--- START Records shown ---

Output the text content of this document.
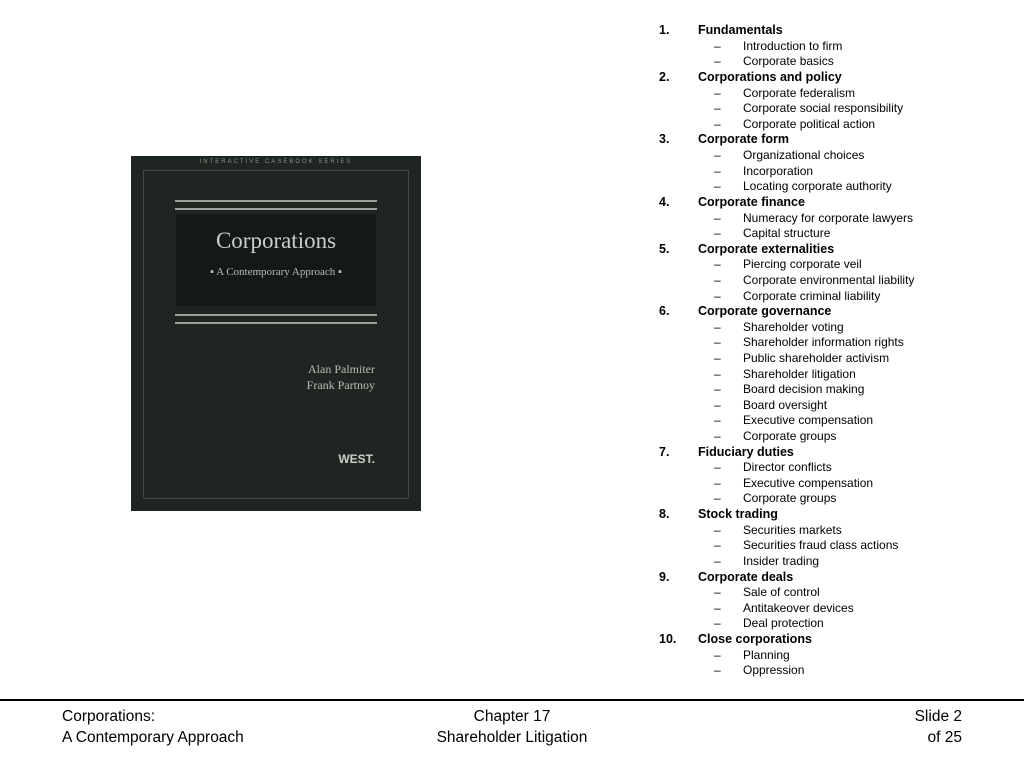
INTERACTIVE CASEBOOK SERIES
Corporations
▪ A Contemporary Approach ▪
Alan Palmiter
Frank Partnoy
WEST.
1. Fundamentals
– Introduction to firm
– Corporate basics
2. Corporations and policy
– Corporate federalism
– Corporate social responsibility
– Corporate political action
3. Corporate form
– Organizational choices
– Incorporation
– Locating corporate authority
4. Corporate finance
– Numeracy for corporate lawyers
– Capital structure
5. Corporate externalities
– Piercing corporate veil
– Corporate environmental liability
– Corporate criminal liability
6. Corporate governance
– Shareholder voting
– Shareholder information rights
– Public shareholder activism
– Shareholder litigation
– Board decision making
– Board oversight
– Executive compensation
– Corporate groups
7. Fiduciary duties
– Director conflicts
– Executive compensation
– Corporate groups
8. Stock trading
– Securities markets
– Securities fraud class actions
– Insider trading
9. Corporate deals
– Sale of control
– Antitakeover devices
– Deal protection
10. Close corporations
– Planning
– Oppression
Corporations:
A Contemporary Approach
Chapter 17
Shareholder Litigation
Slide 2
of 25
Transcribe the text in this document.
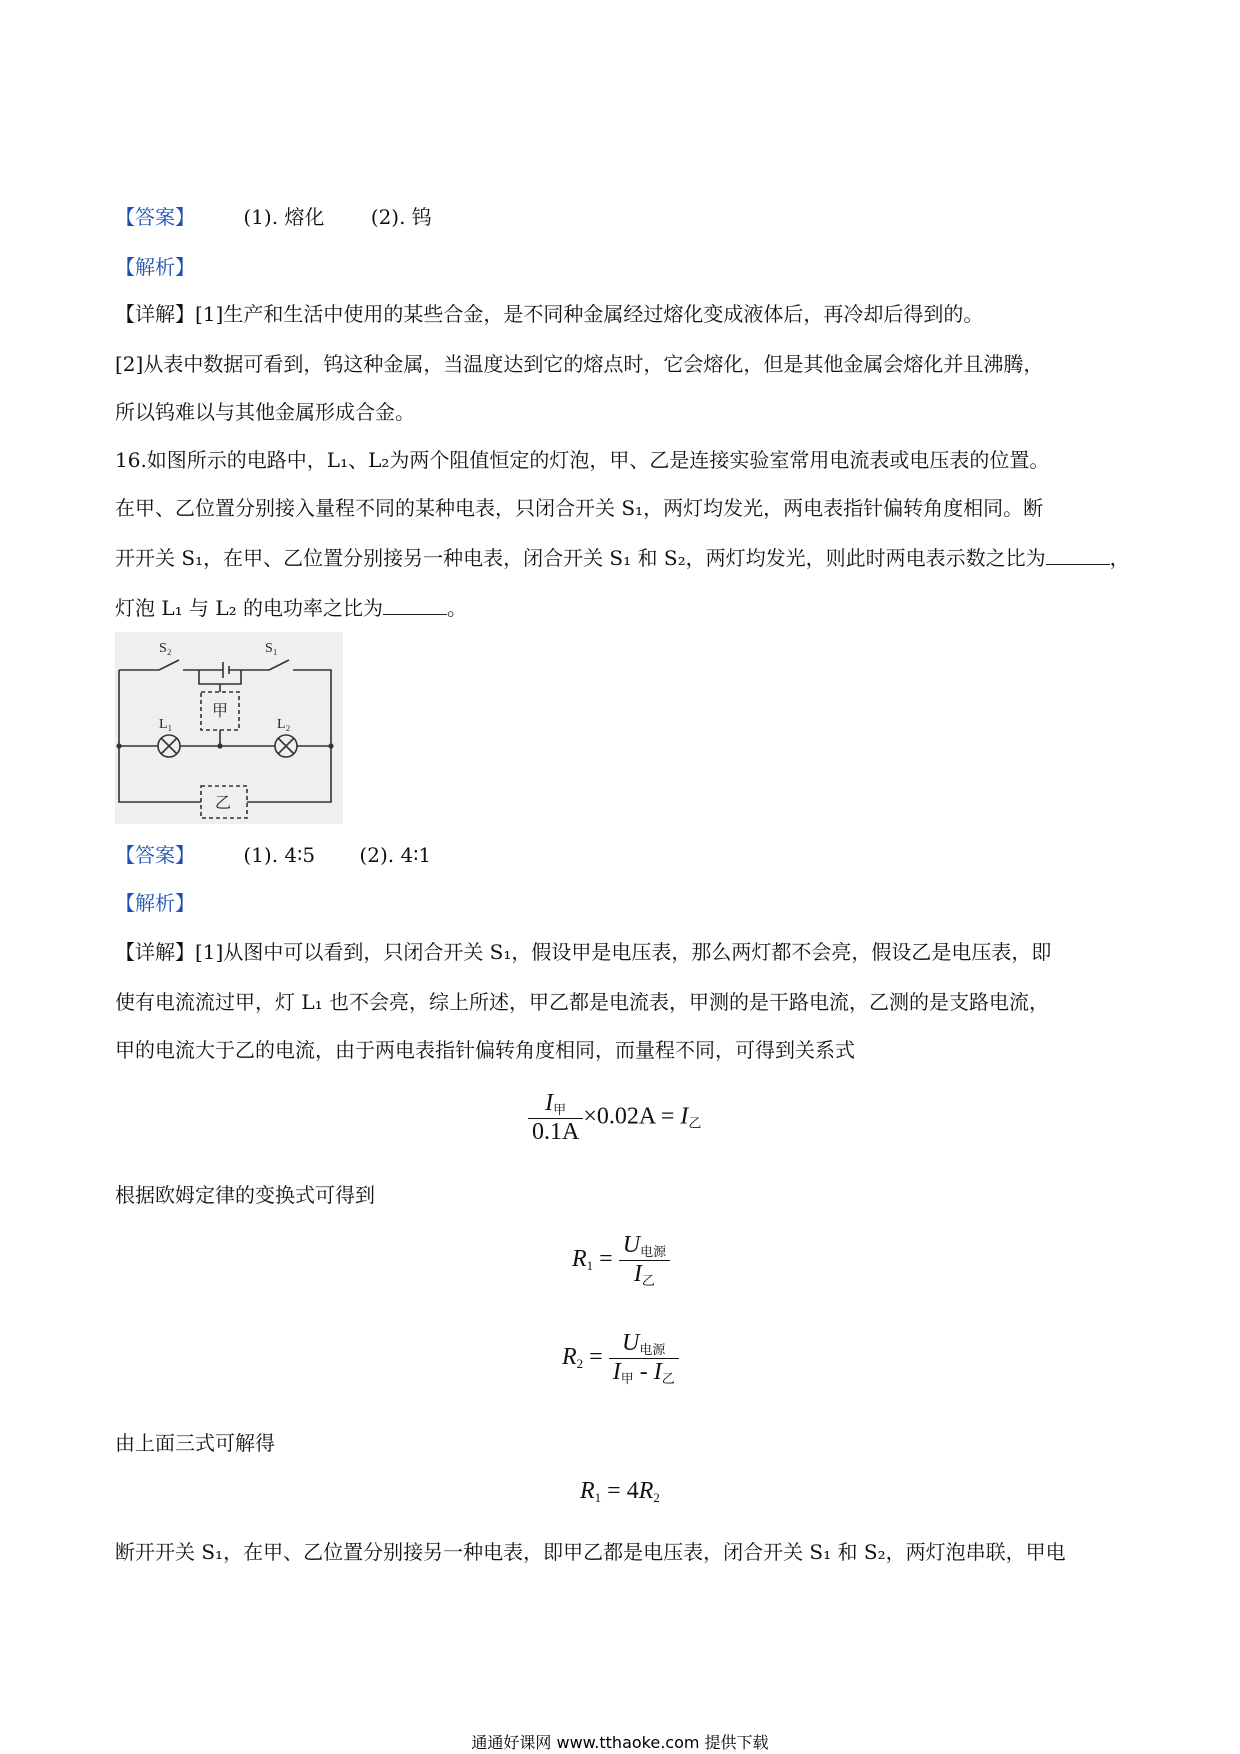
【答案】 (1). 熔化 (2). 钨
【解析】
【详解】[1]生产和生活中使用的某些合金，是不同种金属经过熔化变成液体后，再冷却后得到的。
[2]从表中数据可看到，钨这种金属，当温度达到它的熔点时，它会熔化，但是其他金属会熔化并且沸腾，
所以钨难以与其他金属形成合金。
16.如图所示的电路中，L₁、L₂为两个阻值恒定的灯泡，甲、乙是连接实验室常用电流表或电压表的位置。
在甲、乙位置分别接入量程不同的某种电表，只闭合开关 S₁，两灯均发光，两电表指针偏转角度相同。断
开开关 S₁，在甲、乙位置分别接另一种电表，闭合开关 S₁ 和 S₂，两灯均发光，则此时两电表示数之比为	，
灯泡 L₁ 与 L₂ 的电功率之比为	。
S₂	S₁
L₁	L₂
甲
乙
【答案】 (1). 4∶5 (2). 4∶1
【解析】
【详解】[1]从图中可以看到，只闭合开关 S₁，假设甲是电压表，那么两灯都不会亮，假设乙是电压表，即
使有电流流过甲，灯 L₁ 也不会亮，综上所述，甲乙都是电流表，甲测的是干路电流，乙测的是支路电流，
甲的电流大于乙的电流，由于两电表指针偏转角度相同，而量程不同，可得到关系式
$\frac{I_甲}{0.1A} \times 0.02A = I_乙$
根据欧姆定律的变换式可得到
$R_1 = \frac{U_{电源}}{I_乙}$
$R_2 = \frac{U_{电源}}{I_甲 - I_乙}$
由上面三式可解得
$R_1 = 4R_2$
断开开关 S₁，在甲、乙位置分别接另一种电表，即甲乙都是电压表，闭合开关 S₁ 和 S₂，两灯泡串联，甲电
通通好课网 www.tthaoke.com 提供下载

--- END Records shown ---
--- START Records shown ---

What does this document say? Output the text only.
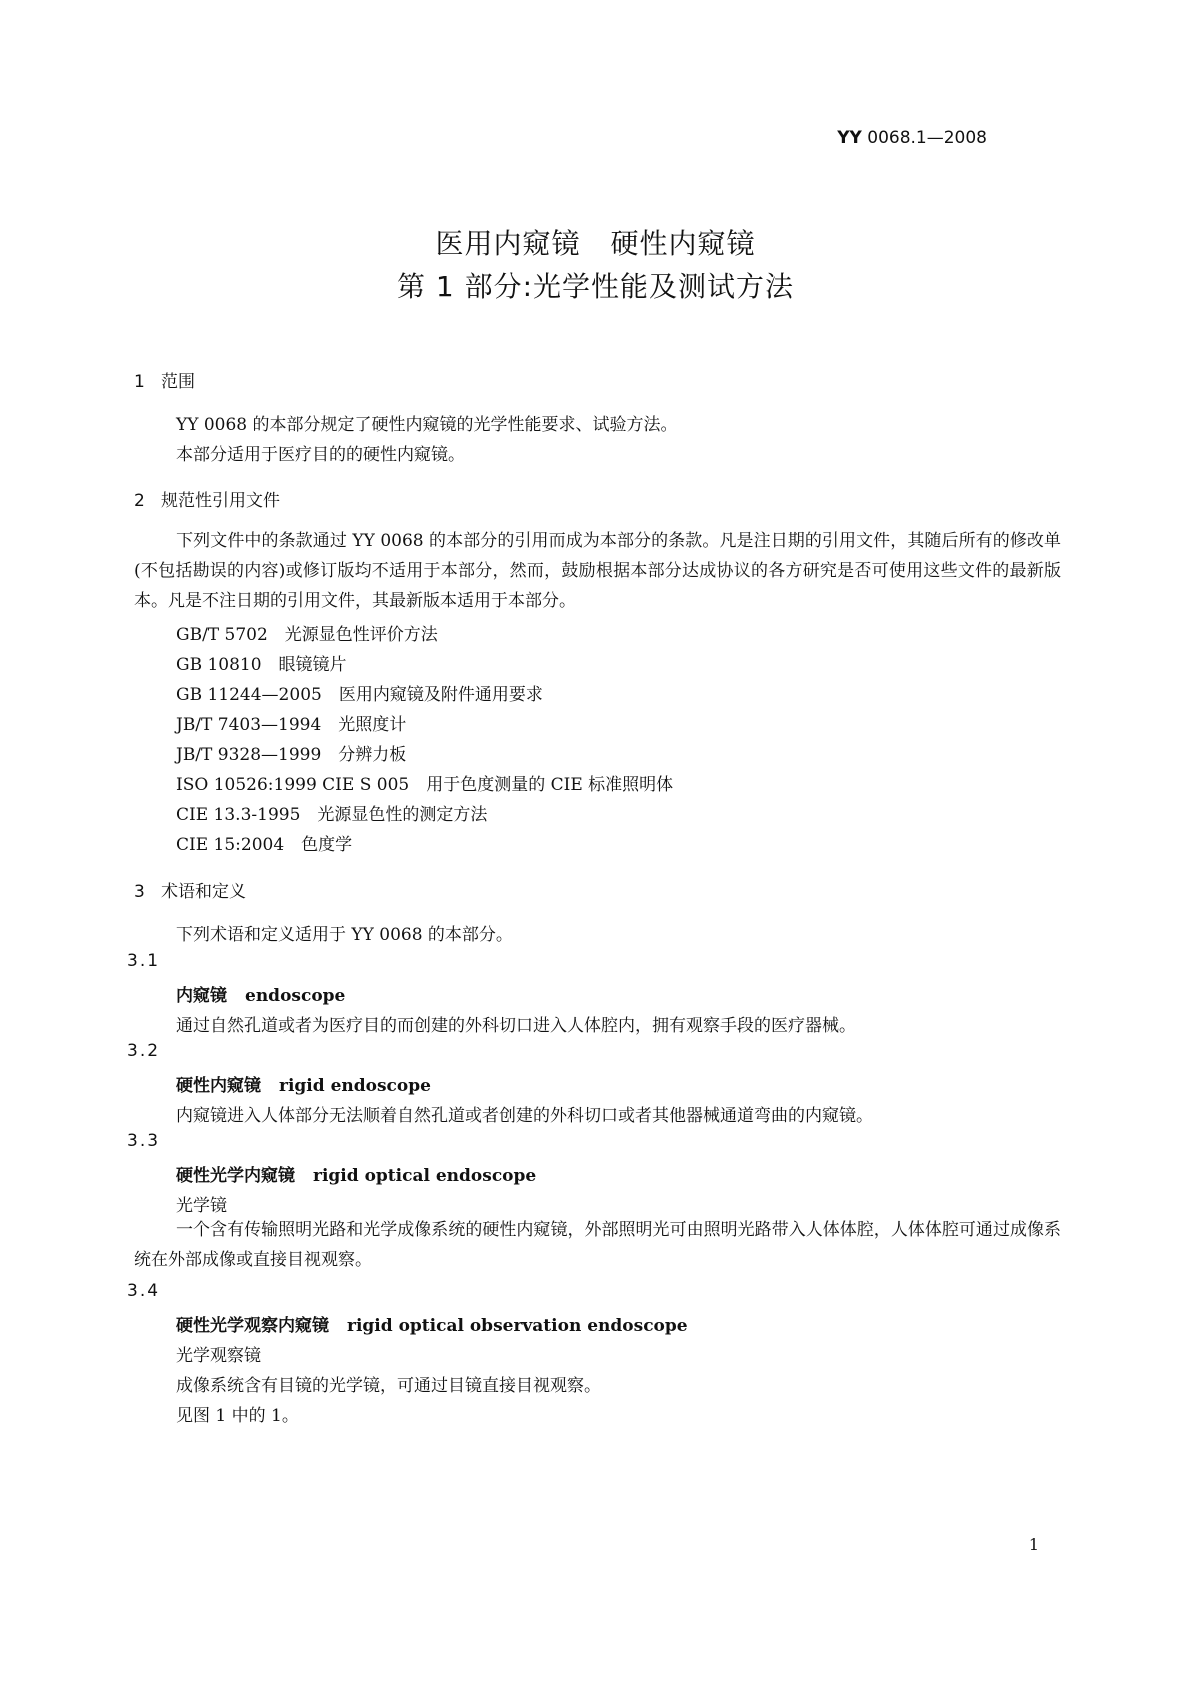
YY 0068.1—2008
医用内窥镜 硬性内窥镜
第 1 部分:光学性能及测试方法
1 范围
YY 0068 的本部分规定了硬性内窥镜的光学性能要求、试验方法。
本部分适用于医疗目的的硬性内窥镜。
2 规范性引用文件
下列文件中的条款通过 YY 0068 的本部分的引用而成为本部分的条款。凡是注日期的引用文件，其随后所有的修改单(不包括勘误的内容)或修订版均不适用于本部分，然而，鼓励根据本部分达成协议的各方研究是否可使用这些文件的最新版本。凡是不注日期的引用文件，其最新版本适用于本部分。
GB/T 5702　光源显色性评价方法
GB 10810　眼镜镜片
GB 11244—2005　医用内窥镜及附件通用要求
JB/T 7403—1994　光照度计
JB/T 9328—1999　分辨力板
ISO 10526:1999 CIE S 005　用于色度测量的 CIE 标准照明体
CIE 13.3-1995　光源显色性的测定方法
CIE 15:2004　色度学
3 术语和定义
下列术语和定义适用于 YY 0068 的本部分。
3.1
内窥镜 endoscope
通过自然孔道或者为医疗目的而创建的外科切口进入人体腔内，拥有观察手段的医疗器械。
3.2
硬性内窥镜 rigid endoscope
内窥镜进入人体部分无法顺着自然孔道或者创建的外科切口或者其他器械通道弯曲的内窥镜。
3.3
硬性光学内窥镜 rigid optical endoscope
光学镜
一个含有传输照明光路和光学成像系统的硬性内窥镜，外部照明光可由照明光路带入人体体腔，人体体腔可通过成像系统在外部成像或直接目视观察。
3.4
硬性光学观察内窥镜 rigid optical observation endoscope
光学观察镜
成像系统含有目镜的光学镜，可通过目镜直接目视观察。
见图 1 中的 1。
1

--- END Records shown ---

Your task -
Copy all lines from the material that hold "两灯均发光".

Task result -
在甲、乙位置分别接入量程不同的某种电表，只闭合开关 S₁，两灯均发光，两电表指针偏转角度相同。断
开开关 S₁，在甲、乙位置分别接另一种电表，闭合开关 S₁ 和 S₂，两灯均发光，则此时两电表示数之比为	，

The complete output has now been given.